BEGIN Stored records
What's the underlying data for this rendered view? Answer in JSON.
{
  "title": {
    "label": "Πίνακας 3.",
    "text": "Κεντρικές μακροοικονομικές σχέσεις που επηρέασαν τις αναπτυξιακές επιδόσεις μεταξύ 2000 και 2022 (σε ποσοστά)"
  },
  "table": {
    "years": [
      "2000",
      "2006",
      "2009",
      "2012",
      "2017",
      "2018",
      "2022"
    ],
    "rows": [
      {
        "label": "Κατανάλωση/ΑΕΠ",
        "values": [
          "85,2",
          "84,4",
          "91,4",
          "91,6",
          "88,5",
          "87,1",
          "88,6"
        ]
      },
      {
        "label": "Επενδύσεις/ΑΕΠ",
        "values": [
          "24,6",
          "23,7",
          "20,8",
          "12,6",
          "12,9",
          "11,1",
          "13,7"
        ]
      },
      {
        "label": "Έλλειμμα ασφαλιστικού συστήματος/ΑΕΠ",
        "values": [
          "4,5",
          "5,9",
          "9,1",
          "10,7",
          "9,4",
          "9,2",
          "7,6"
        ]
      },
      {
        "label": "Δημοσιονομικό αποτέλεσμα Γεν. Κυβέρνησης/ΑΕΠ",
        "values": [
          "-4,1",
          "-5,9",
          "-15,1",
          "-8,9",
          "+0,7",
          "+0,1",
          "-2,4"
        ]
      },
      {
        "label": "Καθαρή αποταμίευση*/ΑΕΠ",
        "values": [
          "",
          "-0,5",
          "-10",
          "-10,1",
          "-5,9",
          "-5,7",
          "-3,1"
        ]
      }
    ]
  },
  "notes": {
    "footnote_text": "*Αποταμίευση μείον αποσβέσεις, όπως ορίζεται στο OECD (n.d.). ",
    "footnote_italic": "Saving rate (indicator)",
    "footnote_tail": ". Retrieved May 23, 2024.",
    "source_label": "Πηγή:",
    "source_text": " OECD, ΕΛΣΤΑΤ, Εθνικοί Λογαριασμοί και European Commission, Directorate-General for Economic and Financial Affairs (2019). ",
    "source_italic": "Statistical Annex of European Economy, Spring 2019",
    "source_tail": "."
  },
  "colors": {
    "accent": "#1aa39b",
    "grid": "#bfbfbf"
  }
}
END Stored records
→ **Given exercise**
Find the lines holding "European" and list every one.

→ **Answer to the exercise**
    "source_text": " OECD, ΕΛΣΤΑΤ, Εθνικοί Λογαριασμοί και European Commission, Directorate-General for Economic and Financial Affairs (2019). ",
    "source_italic": "Statistical Annex of European Economy, Spring 2019",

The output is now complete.